Document section

Especially complimenting filtering DNS & firewalls (complimenting one another) - even hardware solutions.
* Layered security is "where it's at" in case of such failures, & covering as much as you can, via software + hardware methods is the best thing we have going for MANY threats or annoyances.
APK
P.S.=> That good enough for you? IF you wish, I can put out a list of security vulnerabilities in router type hardware (cable/dsl modems, routers, firewalls, you-name-it) that would make your head spin... just ask! apk
No, It's a RIAA market. The artists don't get jack shit from streaming services or CD sales. The only time an artist makes anything is from concerts. My son has been in several bands, several music CDs, opened for top bands, award winning music videos, etc. The only money was touring the country doing concerts, and that barely covered expenses. They haven't seen a cent from CD sales, because after the RIAA and retail outlet took their share, nothing was left. They do it for the passion of the music they make.

Directives
1. Decide whether each statement agrees with the forum comments: (a) one of the son's bands opened for top bands; (b) touring earned the son's bands a large profit; (c) the security comment offers to list vulnerabilities in router type hardware on request. Answer yes or no for each, quoting the deciding words.
2. Carry the forum comments on past their last sentence.

Coordinate annotation records

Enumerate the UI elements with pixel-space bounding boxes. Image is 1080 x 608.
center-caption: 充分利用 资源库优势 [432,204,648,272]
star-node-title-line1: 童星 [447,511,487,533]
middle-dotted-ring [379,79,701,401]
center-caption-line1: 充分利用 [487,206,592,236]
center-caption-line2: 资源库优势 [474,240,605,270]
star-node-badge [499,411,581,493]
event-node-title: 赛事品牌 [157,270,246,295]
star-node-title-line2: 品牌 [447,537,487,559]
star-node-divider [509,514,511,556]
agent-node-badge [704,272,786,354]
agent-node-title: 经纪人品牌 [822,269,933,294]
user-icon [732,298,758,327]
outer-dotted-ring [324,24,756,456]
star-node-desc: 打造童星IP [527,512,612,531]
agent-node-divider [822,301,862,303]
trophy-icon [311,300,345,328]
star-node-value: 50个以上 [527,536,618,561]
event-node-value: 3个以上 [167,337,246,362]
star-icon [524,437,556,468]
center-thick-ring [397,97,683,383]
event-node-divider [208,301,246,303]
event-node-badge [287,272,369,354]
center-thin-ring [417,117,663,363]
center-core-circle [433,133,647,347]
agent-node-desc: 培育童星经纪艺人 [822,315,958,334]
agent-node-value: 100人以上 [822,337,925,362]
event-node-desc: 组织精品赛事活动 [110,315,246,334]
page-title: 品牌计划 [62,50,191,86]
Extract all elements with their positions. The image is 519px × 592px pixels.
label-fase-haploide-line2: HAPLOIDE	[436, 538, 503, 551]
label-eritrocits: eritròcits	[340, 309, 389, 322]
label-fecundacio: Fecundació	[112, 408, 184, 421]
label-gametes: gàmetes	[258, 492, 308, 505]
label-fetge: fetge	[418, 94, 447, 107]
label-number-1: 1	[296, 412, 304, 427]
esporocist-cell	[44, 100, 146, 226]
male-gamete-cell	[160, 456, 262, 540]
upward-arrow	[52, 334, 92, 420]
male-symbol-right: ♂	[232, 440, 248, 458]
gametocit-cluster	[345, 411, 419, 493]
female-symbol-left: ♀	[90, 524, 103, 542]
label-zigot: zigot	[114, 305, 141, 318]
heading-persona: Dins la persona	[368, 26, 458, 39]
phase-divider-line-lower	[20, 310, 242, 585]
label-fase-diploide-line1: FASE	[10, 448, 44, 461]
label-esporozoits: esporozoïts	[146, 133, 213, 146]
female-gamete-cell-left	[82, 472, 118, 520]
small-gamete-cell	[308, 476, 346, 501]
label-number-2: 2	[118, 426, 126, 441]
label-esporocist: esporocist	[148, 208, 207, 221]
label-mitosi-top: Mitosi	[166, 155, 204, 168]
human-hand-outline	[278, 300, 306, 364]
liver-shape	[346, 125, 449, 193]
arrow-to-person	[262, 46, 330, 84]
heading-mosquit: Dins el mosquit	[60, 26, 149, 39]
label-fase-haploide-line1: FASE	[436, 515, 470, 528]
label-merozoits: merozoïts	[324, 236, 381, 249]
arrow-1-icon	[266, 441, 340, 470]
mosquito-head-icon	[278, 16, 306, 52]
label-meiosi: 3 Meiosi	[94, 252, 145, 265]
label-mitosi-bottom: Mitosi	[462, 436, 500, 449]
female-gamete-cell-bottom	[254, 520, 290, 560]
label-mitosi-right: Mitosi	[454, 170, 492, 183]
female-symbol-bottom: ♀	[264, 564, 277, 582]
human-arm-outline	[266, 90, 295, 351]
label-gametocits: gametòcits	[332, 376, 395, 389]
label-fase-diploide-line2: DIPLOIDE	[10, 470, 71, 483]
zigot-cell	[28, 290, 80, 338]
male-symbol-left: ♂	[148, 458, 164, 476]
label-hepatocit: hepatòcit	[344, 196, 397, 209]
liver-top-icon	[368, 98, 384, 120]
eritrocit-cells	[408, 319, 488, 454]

Task results
1.
(a) Yes: "opened for top bands"
(b) No: "that barely covered expenses"
(c) Yes: "IF you wish, I can put out a list of security vulnerabilities in router type hardware"

2.
Music Industry/Movie Industry/Entertainment Industry in a nutshell:
Announces to the world: RECORD PROFITS! SALES ARE UP! :D
Tells the government: WE ARE LOSING BILLIONS TO PIRACY. WE ARE GOING BANKRUPT AND DYING HERE. HALP. D:
So streaming has caught on and people are liking it. It's making money. That means it's now the perfect time to start balkanizing the industry with exclusives to specific services, raise prices, and strangle it before it gets any bigger.
I mean, if the music industry is doing well, they won't be able to bitch and moan and lobby gov't to impose more and more draconic legislation to combat piracy.
Now they'll make sure that their catalogs are spread evenly across five or six different streaming services and keep them all fighting against each other. They don't want a unified front of streaming providers pushing back and demanding a bigger slice of the pie.
The media industry learned its lesson back when Steve Jobs dunked on them with the negotiations for the iTunes Music Store. The fragmentation happened to Netflix, it will happen to Spotify and co.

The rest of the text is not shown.